-- Records shown start --

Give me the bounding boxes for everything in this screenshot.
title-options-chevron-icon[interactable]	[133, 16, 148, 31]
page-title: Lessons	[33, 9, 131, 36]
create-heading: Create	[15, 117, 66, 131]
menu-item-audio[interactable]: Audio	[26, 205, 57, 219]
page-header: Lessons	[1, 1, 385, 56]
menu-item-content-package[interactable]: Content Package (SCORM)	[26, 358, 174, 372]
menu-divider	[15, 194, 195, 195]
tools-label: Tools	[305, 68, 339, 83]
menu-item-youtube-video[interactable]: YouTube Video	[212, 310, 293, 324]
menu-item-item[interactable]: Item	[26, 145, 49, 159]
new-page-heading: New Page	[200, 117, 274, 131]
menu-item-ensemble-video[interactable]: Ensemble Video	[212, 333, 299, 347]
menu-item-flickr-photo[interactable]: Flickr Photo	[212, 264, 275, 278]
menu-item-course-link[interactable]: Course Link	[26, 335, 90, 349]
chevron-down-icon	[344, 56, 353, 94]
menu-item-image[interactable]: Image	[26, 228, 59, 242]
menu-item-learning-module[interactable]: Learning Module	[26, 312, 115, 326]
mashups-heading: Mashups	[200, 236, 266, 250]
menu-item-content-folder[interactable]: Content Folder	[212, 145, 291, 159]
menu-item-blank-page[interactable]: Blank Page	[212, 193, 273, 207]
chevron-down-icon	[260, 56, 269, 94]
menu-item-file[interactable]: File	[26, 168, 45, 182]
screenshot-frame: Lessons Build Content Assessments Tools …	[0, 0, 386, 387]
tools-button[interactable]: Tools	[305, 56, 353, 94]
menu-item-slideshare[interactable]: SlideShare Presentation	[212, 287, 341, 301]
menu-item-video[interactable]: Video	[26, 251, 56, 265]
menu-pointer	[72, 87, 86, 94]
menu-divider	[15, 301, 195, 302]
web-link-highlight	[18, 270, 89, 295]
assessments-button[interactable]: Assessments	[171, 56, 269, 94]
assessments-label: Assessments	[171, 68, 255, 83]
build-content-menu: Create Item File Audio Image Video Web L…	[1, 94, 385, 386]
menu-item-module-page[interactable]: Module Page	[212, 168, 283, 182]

-- Records shown end --

Directions →
Gather every line above that contains the string "chevron" and copy each one out.

Solution to this exercise →
title-options-chevron-icon[interactable]	[133, 16, 148, 31]
chevron-down-icon	[344, 56, 353, 94]
chevron-down-icon	[260, 56, 269, 94]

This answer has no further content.